Text extract:
---

This is a guest blog post from Memphis homebrewer, craft beer enthusiast and beer traveler Charlie Patrick.
To help you get through the doldrums of winter, we bring you a tale of better, livelier times.
This summer, we went on a trip to the wine country of France, spending most of our time in the Burgundy and Champagne regions. Although we intended to, of course, try some wine, we also took a few days to try the beers of Belgium, many of which are world-renowned. There was also time to take in some of the beers of France, and during a rather uneventful layover, time to take in a little bit of Canada’s beers via Montreal.
Let’s first mention that Brussels, Belgium, is a pretty unique place. Many different cultures and languages are well represented. There are many sites to see, including the Manneken Pis (the “Peeing Boy” fountain), and also your typical tourist traps.

---

Dataset content:
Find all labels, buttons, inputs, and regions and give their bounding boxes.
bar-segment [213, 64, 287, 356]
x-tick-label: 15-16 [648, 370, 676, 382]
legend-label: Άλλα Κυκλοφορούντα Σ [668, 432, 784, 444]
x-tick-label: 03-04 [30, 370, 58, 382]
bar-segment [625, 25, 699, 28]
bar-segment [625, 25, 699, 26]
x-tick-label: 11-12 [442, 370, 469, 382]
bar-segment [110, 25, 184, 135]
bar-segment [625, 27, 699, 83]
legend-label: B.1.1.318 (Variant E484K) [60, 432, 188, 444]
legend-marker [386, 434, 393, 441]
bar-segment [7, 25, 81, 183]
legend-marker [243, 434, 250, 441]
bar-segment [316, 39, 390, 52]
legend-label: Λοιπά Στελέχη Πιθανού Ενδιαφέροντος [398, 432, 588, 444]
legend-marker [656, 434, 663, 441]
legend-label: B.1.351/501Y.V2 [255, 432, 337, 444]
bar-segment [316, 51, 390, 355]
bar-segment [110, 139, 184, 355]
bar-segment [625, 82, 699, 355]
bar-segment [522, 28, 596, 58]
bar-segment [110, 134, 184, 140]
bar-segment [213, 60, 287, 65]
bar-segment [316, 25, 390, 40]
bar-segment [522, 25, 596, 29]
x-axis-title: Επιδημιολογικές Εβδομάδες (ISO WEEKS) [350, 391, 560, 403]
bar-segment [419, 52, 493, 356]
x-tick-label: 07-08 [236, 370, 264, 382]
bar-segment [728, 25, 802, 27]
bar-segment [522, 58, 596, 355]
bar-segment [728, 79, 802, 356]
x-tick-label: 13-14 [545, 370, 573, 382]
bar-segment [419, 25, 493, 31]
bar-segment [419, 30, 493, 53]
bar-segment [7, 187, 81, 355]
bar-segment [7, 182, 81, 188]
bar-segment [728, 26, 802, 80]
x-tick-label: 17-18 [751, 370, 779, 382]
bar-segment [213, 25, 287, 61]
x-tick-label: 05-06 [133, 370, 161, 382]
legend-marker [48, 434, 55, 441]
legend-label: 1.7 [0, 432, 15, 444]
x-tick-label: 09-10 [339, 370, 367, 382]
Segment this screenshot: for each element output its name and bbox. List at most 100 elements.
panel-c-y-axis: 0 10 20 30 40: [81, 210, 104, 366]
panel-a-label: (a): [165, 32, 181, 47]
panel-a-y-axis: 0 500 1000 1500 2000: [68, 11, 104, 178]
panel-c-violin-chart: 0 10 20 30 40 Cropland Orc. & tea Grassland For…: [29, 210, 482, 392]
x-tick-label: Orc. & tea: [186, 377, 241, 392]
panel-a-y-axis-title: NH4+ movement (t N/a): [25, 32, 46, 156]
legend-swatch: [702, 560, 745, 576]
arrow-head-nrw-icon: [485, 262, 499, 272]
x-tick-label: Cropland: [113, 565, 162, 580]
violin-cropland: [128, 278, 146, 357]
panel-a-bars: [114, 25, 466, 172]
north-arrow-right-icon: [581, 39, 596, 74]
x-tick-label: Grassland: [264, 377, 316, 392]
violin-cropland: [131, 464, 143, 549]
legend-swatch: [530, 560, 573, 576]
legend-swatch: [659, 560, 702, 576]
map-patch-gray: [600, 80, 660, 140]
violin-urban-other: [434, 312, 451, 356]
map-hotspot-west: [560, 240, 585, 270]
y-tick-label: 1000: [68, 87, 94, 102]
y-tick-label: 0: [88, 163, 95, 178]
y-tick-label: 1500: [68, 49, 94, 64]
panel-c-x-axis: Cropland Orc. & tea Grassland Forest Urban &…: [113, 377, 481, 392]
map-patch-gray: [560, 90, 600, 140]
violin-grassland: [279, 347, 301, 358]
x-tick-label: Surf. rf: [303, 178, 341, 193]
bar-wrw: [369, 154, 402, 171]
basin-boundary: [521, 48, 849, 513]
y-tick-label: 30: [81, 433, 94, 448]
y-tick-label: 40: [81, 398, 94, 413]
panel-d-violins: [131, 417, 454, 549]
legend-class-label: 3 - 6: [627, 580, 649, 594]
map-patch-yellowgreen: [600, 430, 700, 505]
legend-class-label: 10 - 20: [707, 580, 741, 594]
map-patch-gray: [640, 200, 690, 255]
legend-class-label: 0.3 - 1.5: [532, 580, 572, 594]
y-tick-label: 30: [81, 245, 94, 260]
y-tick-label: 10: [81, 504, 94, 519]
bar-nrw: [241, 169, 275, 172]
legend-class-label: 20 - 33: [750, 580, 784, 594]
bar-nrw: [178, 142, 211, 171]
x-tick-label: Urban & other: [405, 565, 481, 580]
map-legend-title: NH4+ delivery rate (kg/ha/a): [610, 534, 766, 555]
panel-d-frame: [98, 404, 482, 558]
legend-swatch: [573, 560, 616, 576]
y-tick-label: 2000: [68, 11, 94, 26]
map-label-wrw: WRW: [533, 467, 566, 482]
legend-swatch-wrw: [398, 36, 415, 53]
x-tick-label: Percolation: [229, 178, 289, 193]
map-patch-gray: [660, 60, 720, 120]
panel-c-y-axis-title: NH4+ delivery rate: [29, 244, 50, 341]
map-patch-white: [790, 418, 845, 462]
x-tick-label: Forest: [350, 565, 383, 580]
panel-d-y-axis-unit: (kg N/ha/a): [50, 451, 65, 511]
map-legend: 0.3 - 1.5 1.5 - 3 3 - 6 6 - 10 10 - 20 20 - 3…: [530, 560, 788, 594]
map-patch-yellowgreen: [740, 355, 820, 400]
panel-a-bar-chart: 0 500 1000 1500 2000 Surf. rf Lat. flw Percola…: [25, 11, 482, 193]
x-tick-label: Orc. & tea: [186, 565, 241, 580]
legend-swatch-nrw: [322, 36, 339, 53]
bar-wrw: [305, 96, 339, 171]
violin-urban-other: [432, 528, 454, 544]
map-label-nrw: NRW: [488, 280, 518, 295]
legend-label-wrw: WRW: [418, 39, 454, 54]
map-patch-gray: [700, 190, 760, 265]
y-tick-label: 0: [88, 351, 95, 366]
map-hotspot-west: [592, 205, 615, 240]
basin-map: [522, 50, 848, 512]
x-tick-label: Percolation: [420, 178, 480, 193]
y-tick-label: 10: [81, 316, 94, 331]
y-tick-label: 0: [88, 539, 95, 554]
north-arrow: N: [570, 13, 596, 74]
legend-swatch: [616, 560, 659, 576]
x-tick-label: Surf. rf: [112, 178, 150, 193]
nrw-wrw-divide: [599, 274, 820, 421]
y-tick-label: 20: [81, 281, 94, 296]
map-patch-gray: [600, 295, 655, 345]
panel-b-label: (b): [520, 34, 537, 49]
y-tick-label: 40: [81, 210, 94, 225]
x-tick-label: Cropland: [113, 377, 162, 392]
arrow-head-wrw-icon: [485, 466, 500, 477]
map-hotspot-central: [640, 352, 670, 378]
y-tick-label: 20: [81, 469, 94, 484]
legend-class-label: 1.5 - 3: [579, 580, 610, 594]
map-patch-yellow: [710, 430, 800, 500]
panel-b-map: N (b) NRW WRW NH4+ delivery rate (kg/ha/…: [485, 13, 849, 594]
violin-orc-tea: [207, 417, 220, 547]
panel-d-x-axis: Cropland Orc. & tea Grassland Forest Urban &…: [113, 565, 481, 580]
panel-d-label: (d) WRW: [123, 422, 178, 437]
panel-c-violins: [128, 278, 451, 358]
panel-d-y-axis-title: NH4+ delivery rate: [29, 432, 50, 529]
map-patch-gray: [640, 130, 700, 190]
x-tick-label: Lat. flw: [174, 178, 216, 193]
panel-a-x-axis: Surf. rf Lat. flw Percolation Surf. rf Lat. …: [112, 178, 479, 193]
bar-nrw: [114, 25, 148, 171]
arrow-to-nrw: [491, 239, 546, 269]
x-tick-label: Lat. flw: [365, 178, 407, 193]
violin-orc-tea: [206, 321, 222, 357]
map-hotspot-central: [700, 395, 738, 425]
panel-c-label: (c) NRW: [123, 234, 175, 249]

---

Given problem:
In the travel blog post, which two French regions did the trip spend most of its time in?

Response to the exercise:
Burgundy and Champagne.